* [TASK OBJECTIVE] Below is a block of records; reproduce all of them exactly and leave out any pictures.

[start of GIVEN INFORMATION]

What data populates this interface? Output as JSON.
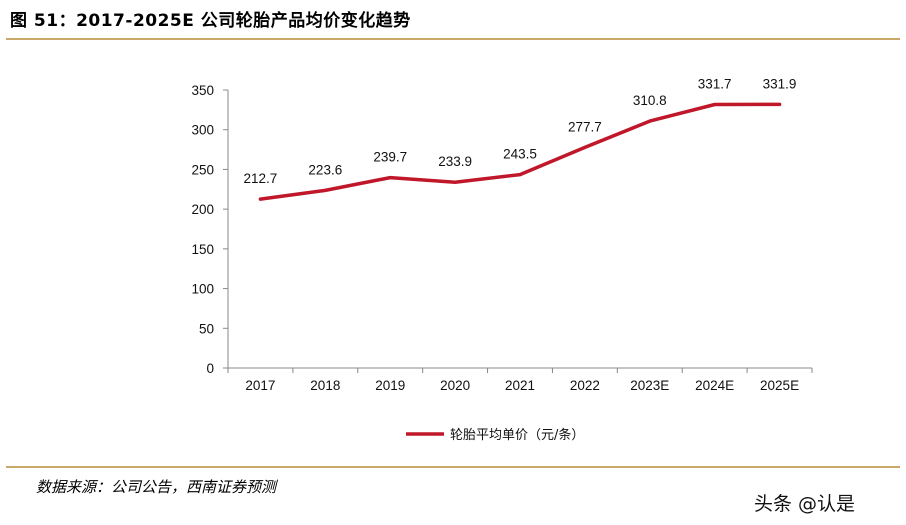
{
  "title": "图 51：2017-2025E 公司轮胎产品均价变化趋势",
  "source": "数据来源：公司公告，西南证券预测",
  "watermark": "头条 @认是",
  "colors": {
    "line": "#c0182a",
    "rule": "#c9a96a",
    "axis": "#888888"
  },
  "chart_data": {
    "type": "line",
    "title": "",
    "xlabel": "",
    "ylabel": "",
    "ylim": [
      0,
      350
    ],
    "yticks": [
      0,
      50,
      100,
      150,
      200,
      250,
      300,
      350
    ],
    "categories": [
      "2017",
      "2018",
      "2019",
      "2020",
      "2021",
      "2022",
      "2023E",
      "2024E",
      "2025E"
    ],
    "series": [
      {
        "name": "轮胎平均单价（元/条）",
        "values": [
          212.7,
          223.6,
          239.7,
          233.9,
          243.5,
          277.7,
          310.8,
          331.7,
          331.9
        ],
        "labels": [
          "212.7",
          "223.6",
          "239.7",
          "233.9",
          "243.5",
          "277.7",
          "310.8",
          "331.7",
          "331.9"
        ]
      }
    ],
    "grid": false,
    "legend": "bottom"
  }
}
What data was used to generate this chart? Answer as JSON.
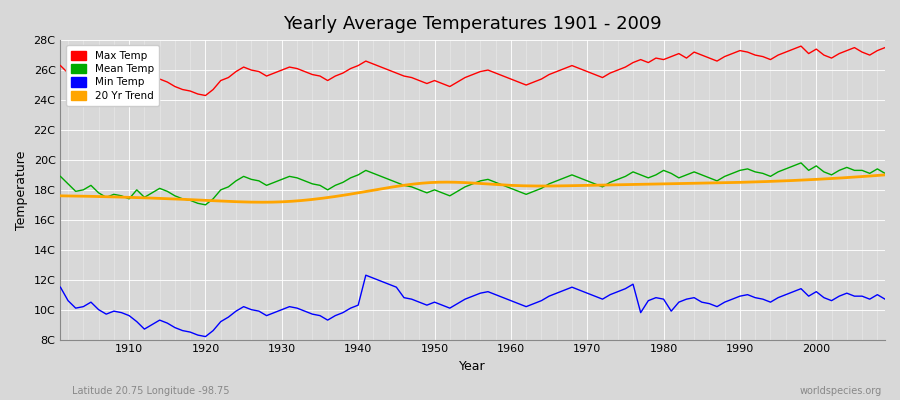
{
  "title": "Yearly Average Temperatures 1901 - 2009",
  "xlabel": "Year",
  "ylabel": "Temperature",
  "subtitle_left": "Latitude 20.75 Longitude -98.75",
  "subtitle_right": "worldspecies.org",
  "bg_color": "#d8d8d8",
  "plot_bg_color": "#d8d8d8",
  "ylim": [
    8,
    28
  ],
  "yticks": [
    8,
    10,
    12,
    14,
    16,
    18,
    20,
    22,
    24,
    26,
    28
  ],
  "ytick_labels": [
    "8C",
    "10C",
    "12C",
    "14C",
    "16C",
    "18C",
    "20C",
    "22C",
    "24C",
    "26C",
    "28C"
  ],
  "xlim": [
    1901,
    2009
  ],
  "xticks": [
    1910,
    1920,
    1930,
    1940,
    1950,
    1960,
    1970,
    1980,
    1990,
    2000
  ],
  "max_temp": [
    26.3,
    25.8,
    25.2,
    25.3,
    25.6,
    25.1,
    24.8,
    25.0,
    24.9,
    24.7,
    25.3,
    24.8,
    25.1,
    25.4,
    25.2,
    24.9,
    24.7,
    24.6,
    24.4,
    24.3,
    24.7,
    25.3,
    25.5,
    25.9,
    26.2,
    26.0,
    25.9,
    25.6,
    25.8,
    26.0,
    26.2,
    26.1,
    25.9,
    25.7,
    25.6,
    25.3,
    25.6,
    25.8,
    26.1,
    26.3,
    26.6,
    26.4,
    26.2,
    26.0,
    25.8,
    25.6,
    25.5,
    25.3,
    25.1,
    25.3,
    25.1,
    24.9,
    25.2,
    25.5,
    25.7,
    25.9,
    26.0,
    25.8,
    25.6,
    25.4,
    25.2,
    25.0,
    25.2,
    25.4,
    25.7,
    25.9,
    26.1,
    26.3,
    26.1,
    25.9,
    25.7,
    25.5,
    25.8,
    26.0,
    26.2,
    26.5,
    26.7,
    26.5,
    26.8,
    26.7,
    26.9,
    27.1,
    26.8,
    27.2,
    27.0,
    26.8,
    26.6,
    26.9,
    27.1,
    27.3,
    27.2,
    27.0,
    26.9,
    26.7,
    27.0,
    27.2,
    27.4,
    27.6,
    27.1,
    27.4,
    27.0,
    26.8,
    27.1,
    27.3,
    27.5,
    27.2,
    27.0,
    27.3,
    27.5
  ],
  "mean_temp": [
    18.9,
    18.4,
    17.9,
    18.0,
    18.3,
    17.8,
    17.5,
    17.7,
    17.6,
    17.4,
    18.0,
    17.5,
    17.8,
    18.1,
    17.9,
    17.6,
    17.4,
    17.3,
    17.1,
    17.0,
    17.4,
    18.0,
    18.2,
    18.6,
    18.9,
    18.7,
    18.6,
    18.3,
    18.5,
    18.7,
    18.9,
    18.8,
    18.6,
    18.4,
    18.3,
    18.0,
    18.3,
    18.5,
    18.8,
    19.0,
    19.3,
    19.1,
    18.9,
    18.7,
    18.5,
    18.3,
    18.2,
    18.0,
    17.8,
    18.0,
    17.8,
    17.6,
    17.9,
    18.2,
    18.4,
    18.6,
    18.7,
    18.5,
    18.3,
    18.1,
    17.9,
    17.7,
    17.9,
    18.1,
    18.4,
    18.6,
    18.8,
    19.0,
    18.8,
    18.6,
    18.4,
    18.2,
    18.5,
    18.7,
    18.9,
    19.2,
    19.0,
    18.8,
    19.0,
    19.3,
    19.1,
    18.8,
    19.0,
    19.2,
    19.0,
    18.8,
    18.6,
    18.9,
    19.1,
    19.3,
    19.4,
    19.2,
    19.1,
    18.9,
    19.2,
    19.4,
    19.6,
    19.8,
    19.3,
    19.6,
    19.2,
    19.0,
    19.3,
    19.5,
    19.3,
    19.3,
    19.1,
    19.4,
    19.1
  ],
  "min_temp": [
    11.5,
    10.6,
    10.1,
    10.2,
    10.5,
    10.0,
    9.7,
    9.9,
    9.8,
    9.6,
    9.2,
    8.7,
    9.0,
    9.3,
    9.1,
    8.8,
    8.6,
    8.5,
    8.3,
    8.2,
    8.6,
    9.2,
    9.5,
    9.9,
    10.2,
    10.0,
    9.9,
    9.6,
    9.8,
    10.0,
    10.2,
    10.1,
    9.9,
    9.7,
    9.6,
    9.3,
    9.6,
    9.8,
    10.1,
    10.3,
    12.3,
    12.1,
    11.9,
    11.7,
    11.5,
    10.8,
    10.7,
    10.5,
    10.3,
    10.5,
    10.3,
    10.1,
    10.4,
    10.7,
    10.9,
    11.1,
    11.2,
    11.0,
    10.8,
    10.6,
    10.4,
    10.2,
    10.4,
    10.6,
    10.9,
    11.1,
    11.3,
    11.5,
    11.3,
    11.1,
    10.9,
    10.7,
    11.0,
    11.2,
    11.4,
    11.7,
    9.8,
    10.6,
    10.8,
    10.7,
    9.9,
    10.5,
    10.7,
    10.8,
    10.5,
    10.4,
    10.2,
    10.5,
    10.7,
    10.9,
    11.0,
    10.8,
    10.7,
    10.5,
    10.8,
    11.0,
    11.2,
    11.4,
    10.9,
    11.2,
    10.8,
    10.6,
    10.9,
    11.1,
    10.9,
    10.9,
    10.7,
    11.0,
    10.7
  ],
  "trend_x": [
    1901,
    1910,
    1920,
    1930,
    1940,
    1950,
    1960,
    1970,
    1980,
    1990,
    2000,
    2009
  ],
  "trend_y": [
    17.6,
    17.5,
    17.3,
    17.2,
    17.8,
    18.5,
    18.3,
    18.3,
    18.4,
    18.5,
    18.7,
    19.0
  ],
  "line_colors": {
    "max": "#ff0000",
    "mean": "#00aa00",
    "min": "#0000ff",
    "trend": "#ffa500"
  },
  "line_widths": {
    "max": 1.0,
    "mean": 1.0,
    "min": 1.0,
    "trend": 2.0
  },
  "legend_labels": [
    "Max Temp",
    "Mean Temp",
    "Min Temp",
    "20 Yr Trend"
  ],
  "grid_color": "#ffffff",
  "grid_alpha": 0.9
}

[end of GIVEN INFORMATION]

* [EXPECTED ANSWER]
What data populates this interface? Output as JSON.
{
  "title": "图 51：2017-2025E 公司轮胎产品均价变化趋势",
  "source": "数据来源：公司公告，西南证券预测",
  "watermark": "头条 @认是",
  "colors": {
    "line": "#c0182a",
    "rule": "#c9a96a",
    "axis": "#888888"
  },
  "chart_data": {
    "type": "line",
    "title": "",
    "xlabel": "",
    "ylabel": "",
    "ylim": [
      0,
      350
    ],
    "yticks": [
      0,
      50,
      100,
      150,
      200,
      250,
      300,
      350
    ],
    "categories": [
      "2017",
      "2018",
      "2019",
      "2020",
      "2021",
      "2022",
      "2023E",
      "2024E",
      "2025E"
    ],
    "series": [
      {
        "name": "轮胎平均单价（元/条）",
        "values": [
          212.7,
          223.6,
          239.7,
          233.9,
          243.5,
          277.7,
          310.8,
          331.7,
          331.9
        ],
        "labels": [
          "212.7",
          "223.6",
          "239.7",
          "233.9",
          "243.5",
          "277.7",
          "310.8",
          "331.7",
          "331.9"
        ]
      }
    ],
    "grid": false,
    "legend": "bottom"
  }
}
What data was used to generate this chart? Answer as JSON.
{
  "title": "Yearly Average Temperatures 1901 - 2009",
  "xlabel": "Year",
  "ylabel": "Temperature",
  "subtitle_left": "Latitude 20.75 Longitude -98.75",
  "subtitle_right": "worldspecies.org",
  "bg_color": "#d8d8d8",
  "plot_bg_color": "#d8d8d8",
  "ylim": [
    8,
    28
  ],
  "yticks": [
    8,
    10,
    12,
    14,
    16,
    18,
    20,
    22,
    24,
    26,
    28
  ],
  "ytick_labels": [
    "8C",
    "10C",
    "12C",
    "14C",
    "16C",
    "18C",
    "20C",
    "22C",
    "24C",
    "26C",
    "28C"
  ],
  "xlim": [
    1901,
    2009
  ],
  "xticks": [
    1910,
    1920,
    1930,
    1940,
    1950,
    1960,
    1970,
    1980,
    1990,
    2000
  ],
  "max_temp": [
    26.3,
    25.8,
    25.2,
    25.3,
    25.6,
    25.1,
    24.8,
    25.0,
    24.9,
    24.7,
    25.3,
    24.8,
    25.1,
    25.4,
    25.2,
    24.9,
    24.7,
    24.6,
    24.4,
    24.3,
    24.7,
    25.3,
    25.5,
    25.9,
    26.2,
    26.0,
    25.9,
    25.6,
    25.8,
    26.0,
    26.2,
    26.1,
    25.9,
    25.7,
    25.6,
    25.3,
    25.6,
    25.8,
    26.1,
    26.3,
    26.6,
    26.4,
    26.2,
    26.0,
    25.8,
    25.6,
    25.5,
    25.3,
    25.1,
    25.3,
    25.1,
    24.9,
    25.2,
    25.5,
    25.7,
    25.9,
    26.0,
    25.8,
    25.6,
    25.4,
    25.2,
    25.0,
    25.2,
    25.4,
    25.7,
    25.9,
    26.1,
    26.3,
    26.1,
    25.9,
    25.7,
    25.5,
    25.8,
    26.0,
    26.2,
    26.5,
    26.7,
    26.5,
    26.8,
    26.7,
    26.9,
    27.1,
    26.8,
    27.2,
    27.0,
    26.8,
    26.6,
    26.9,
    27.1,
    27.3,
    27.2,
    27.0,
    26.9,
    26.7,
    27.0,
    27.2,
    27.4,
    27.6,
    27.1,
    27.4,
    27.0,
    26.8,
    27.1,
    27.3,
    27.5,
    27.2,
    27.0,
    27.3,
    27.5
  ],
  "mean_temp": [
    18.9,
    18.4,
    17.9,
    18.0,
    18.3,
    17.8,
    17.5,
    17.7,
    17.6,
    17.4,
    18.0,
    17.5,
    17.8,
    18.1,
    17.9,
    17.6,
    17.4,
    17.3,
    17.1,
    17.0,
    17.4,
    18.0,
    18.2,
    18.6,
    18.9,
    18.7,
    18.6,
    18.3,
    18.5,
    18.7,
    18.9,
    18.8,
    18.6,
    18.4,
    18.3,
    18.0,
    18.3,
    18.5,
    18.8,
    19.0,
    19.3,
    19.1,
    18.9,
    18.7,
    18.5,
    18.3,
    18.2,
    18.0,
    17.8,
    18.0,
    17.8,
    17.6,
    17.9,
    18.2,
    18.4,
    18.6,
    18.7,
    18.5,
    18.3,
    18.1,
    17.9,
    17.7,
    17.9,
    18.1,
    18.4,
    18.6,
    18.8,
    19.0,
    18.8,
    18.6,
    18.4,
    18.2,
    18.5,
    18.7,
    18.9,
    19.2,
    19.0,
    18.8,
    19.0,
    19.3,
    19.1,
    18.8,
    19.0,
    19.2,
    19.0,
    18.8,
    18.6,
    18.9,
    19.1,
    19.3,
    19.4,
    19.2,
    19.1,
    18.9,
    19.2,
    19.4,
    19.6,
    19.8,
    19.3,
    19.6,
    19.2,
    19.0,
    19.3,
    19.5,
    19.3,
    19.3,
    19.1,
    19.4,
    19.1
  ],
  "min_temp": [
    11.5,
    10.6,
    10.1,
    10.2,
    10.5,
    10.0,
    9.7,
    9.9,
    9.8,
    9.6,
    9.2,
    8.7,
    9.0,
    9.3,
    9.1,
    8.8,
    8.6,
    8.5,
    8.3,
    8.2,
    8.6,
    9.2,
    9.5,
    9.9,
    10.2,
    10.0,
    9.9,
    9.6,
    9.8,
    10.0,
    10.2,
    10.1,
    9.9,
    9.7,
    9.6,
    9.3,
    9.6,
    9.8,
    10.1,
    10.3,
    12.3,
    12.1,
    11.9,
    11.7,
    11.5,
    10.8,
    10.7,
    10.5,
    10.3,
    10.5,
    10.3,
    10.1,
    10.4,
    10.7,
    10.9,
    11.1,
    11.2,
    11.0,
    10.8,
    10.6,
    10.4,
    10.2,
    10.4,
    10.6,
    10.9,
    11.1,
    11.3,
    11.5,
    11.3,
    11.1,
    10.9,
    10.7,
    11.0,
    11.2,
    11.4,
    11.7,
    9.8,
    10.6,
    10.8,
    10.7,
    9.9,
    10.5,
    10.7,
    10.8,
    10.5,
    10.4,
    10.2,
    10.5,
    10.7,
    10.9,
    11.0,
    10.8,
    10.7,
    10.5,
    10.8,
    11.0,
    11.2,
    11.4,
    10.9,
    11.2,
    10.8,
    10.6,
    10.9,
    11.1,
    10.9,
    10.9,
    10.7,
    11.0,
    10.7
  ],
  "trend_x": [
    1901,
    1910,
    1920,
    1930,
    1940,
    1950,
    1960,
    1970,
    1980,
    1990,
    2000,
    2009
  ],
  "trend_y": [
    17.6,
    17.5,
    17.3,
    17.2,
    17.8,
    18.5,
    18.3,
    18.3,
    18.4,
    18.5,
    18.7,
    19.0
  ],
  "line_colors": {
    "max": "#ff0000",
    "mean": "#00aa00",
    "min": "#0000ff",
    "trend": "#ffa500"
  },
  "line_widths": {
    "max": 1.0,
    "mean": 1.0,
    "min": 1.0,
    "trend": 2.0
  },
  "legend_labels": [
    "Max Temp",
    "Mean Temp",
    "Min Temp",
    "20 Yr Trend"
  ],
  "grid_color": "#ffffff",
  "grid_alpha": 0.9
}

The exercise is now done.